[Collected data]
## START

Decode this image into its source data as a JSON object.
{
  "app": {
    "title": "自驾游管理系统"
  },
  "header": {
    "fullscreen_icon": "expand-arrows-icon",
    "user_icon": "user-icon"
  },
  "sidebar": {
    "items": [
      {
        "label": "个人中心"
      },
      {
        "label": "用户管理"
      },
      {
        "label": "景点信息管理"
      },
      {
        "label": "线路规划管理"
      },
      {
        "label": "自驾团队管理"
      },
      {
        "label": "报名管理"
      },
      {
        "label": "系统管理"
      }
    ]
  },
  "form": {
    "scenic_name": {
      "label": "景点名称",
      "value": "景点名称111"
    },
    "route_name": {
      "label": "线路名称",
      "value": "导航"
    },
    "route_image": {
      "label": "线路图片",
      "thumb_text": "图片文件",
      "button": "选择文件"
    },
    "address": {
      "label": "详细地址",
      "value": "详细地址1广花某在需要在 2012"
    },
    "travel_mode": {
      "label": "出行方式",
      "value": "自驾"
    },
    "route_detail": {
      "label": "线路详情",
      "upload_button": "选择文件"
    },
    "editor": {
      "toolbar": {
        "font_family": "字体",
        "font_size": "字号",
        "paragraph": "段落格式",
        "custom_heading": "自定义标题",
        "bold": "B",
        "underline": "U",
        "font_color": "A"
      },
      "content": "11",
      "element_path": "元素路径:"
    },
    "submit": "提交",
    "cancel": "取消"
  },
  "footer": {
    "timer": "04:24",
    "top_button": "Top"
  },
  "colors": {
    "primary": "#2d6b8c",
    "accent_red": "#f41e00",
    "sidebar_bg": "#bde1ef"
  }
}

## END

** CHALLENGE **
Lines holding the word "icon" in the entries above are the ones to pull out. Copy them all.

** OUTPUT OF THE EXERCISE **
    "fullscreen_icon": "expand-arrows-icon",
    "user_icon": "user-icon"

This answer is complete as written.